> [STATED EXERCISE]:
Omit any picture, and return the remaining data exactly as written.

> [DATA SECTION]:
-----
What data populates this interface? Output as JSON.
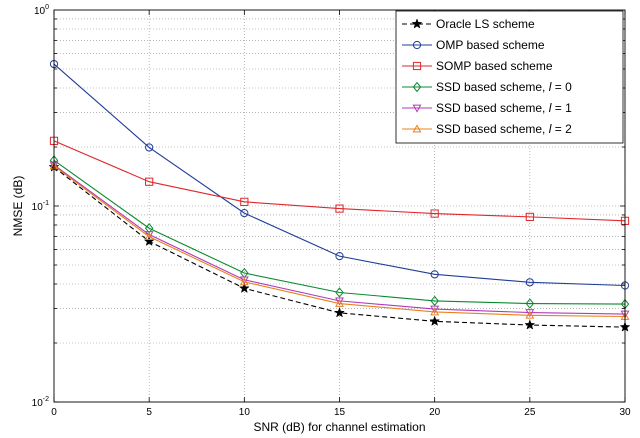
{
  "chart_data": {
    "type": "line",
    "xlabel": "SNR (dB) for channel estimation",
    "ylabel": "NMSE (dB)",
    "xlim": [
      0,
      30
    ],
    "ylim": [
      0.01,
      1
    ],
    "y_scale": "log",
    "grid": true,
    "legend_position": "top-right",
    "x": [
      0,
      5,
      10,
      15,
      20,
      25,
      30
    ],
    "x_ticks": [
      "0",
      "5",
      "10",
      "15",
      "20",
      "25",
      "30"
    ],
    "y_ticks": [
      {
        "value": 0.01,
        "base": "10",
        "exp": "-2"
      },
      {
        "value": 0.1,
        "base": "10",
        "exp": "-1"
      },
      {
        "value": 1,
        "base": "10",
        "exp": "0"
      }
    ],
    "series": [
      {
        "name": "Oracle LS scheme",
        "color": "#000000",
        "marker": "star",
        "dashed": true,
        "values": [
          0.158,
          0.066,
          0.038,
          0.0285,
          0.0258,
          0.0247,
          0.0241
        ]
      },
      {
        "name": "OMP based scheme",
        "color": "#1f3d99",
        "marker": "circle",
        "dashed": false,
        "values": [
          0.53,
          0.199,
          0.092,
          0.0555,
          0.0448,
          0.0408,
          0.0393
        ]
      },
      {
        "name": "SOMP based scheme",
        "color": "#e0262a",
        "marker": "square",
        "dashed": false,
        "values": [
          0.215,
          0.133,
          0.105,
          0.097,
          0.0915,
          0.088,
          0.084
        ]
      },
      {
        "name": "SSD based scheme, ",
        "italic": "l",
        "suffix": " = 0",
        "color": "#0a8a2e",
        "marker": "diamond",
        "dashed": false,
        "values": [
          0.171,
          0.077,
          0.0455,
          0.0362,
          0.0328,
          0.0318,
          0.0316
        ]
      },
      {
        "name": "SSD based scheme, ",
        "italic": "l",
        "suffix": " = 1",
        "color": "#b23bb5",
        "marker": "triangle-down",
        "dashed": false,
        "values": [
          0.162,
          0.0715,
          0.042,
          0.0328,
          0.0298,
          0.0286,
          0.0281
        ]
      },
      {
        "name": "SSD based scheme, ",
        "italic": "l",
        "suffix": " = 2",
        "color": "#e8801e",
        "marker": "triangle-up",
        "dashed": false,
        "values": [
          0.16,
          0.0698,
          0.041,
          0.0318,
          0.0288,
          0.0277,
          0.0273
        ]
      }
    ]
  }
}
-----
> [WORKED SOLUTION]:
What data populates this interface? Output as JSON.
{
  "chart_data": {
    "type": "line",
    "xlabel": "SNR (dB) for channel estimation",
    "ylabel": "NMSE (dB)",
    "xlim": [
      0,
      30
    ],
    "ylim": [
      0.01,
      1
    ],
    "y_scale": "log",
    "grid": true,
    "legend_position": "top-right",
    "x": [
      0,
      5,
      10,
      15,
      20,
      25,
      30
    ],
    "x_ticks": [
      "0",
      "5",
      "10",
      "15",
      "20",
      "25",
      "30"
    ],
    "y_ticks": [
      {
        "value": 0.01,
        "base": "10",
        "exp": "-2"
      },
      {
        "value": 0.1,
        "base": "10",
        "exp": "-1"
      },
      {
        "value": 1,
        "base": "10",
        "exp": "0"
      }
    ],
    "series": [
      {
        "name": "Oracle LS scheme",
        "color": "#000000",
        "marker": "star",
        "dashed": true,
        "values": [
          0.158,
          0.066,
          0.038,
          0.0285,
          0.0258,
          0.0247,
          0.0241
        ]
      },
      {
        "name": "OMP based scheme",
        "color": "#1f3d99",
        "marker": "circle",
        "dashed": false,
        "values": [
          0.53,
          0.199,
          0.092,
          0.0555,
          0.0448,
          0.0408,
          0.0393
        ]
      },
      {
        "name": "SOMP based scheme",
        "color": "#e0262a",
        "marker": "square",
        "dashed": false,
        "values": [
          0.215,
          0.133,
          0.105,
          0.097,
          0.0915,
          0.088,
          0.084
        ]
      },
      {
        "name": "SSD based scheme, ",
        "italic": "l",
        "suffix": " = 0",
        "color": "#0a8a2e",
        "marker": "diamond",
        "dashed": false,
        "values": [
          0.171,
          0.077,
          0.0455,
          0.0362,
          0.0328,
          0.0318,
          0.0316
        ]
      },
      {
        "name": "SSD based scheme, ",
        "italic": "l",
        "suffix": " = 1",
        "color": "#b23bb5",
        "marker": "triangle-down",
        "dashed": false,
        "values": [
          0.162,
          0.0715,
          0.042,
          0.0328,
          0.0298,
          0.0286,
          0.0281
        ]
      },
      {
        "name": "SSD based scheme, ",
        "italic": "l",
        "suffix": " = 2",
        "color": "#e8801e",
        "marker": "triangle-up",
        "dashed": false,
        "values": [
          0.16,
          0.0698,
          0.041,
          0.0318,
          0.0288,
          0.0277,
          0.0273
        ]
      }
    ]
  }
}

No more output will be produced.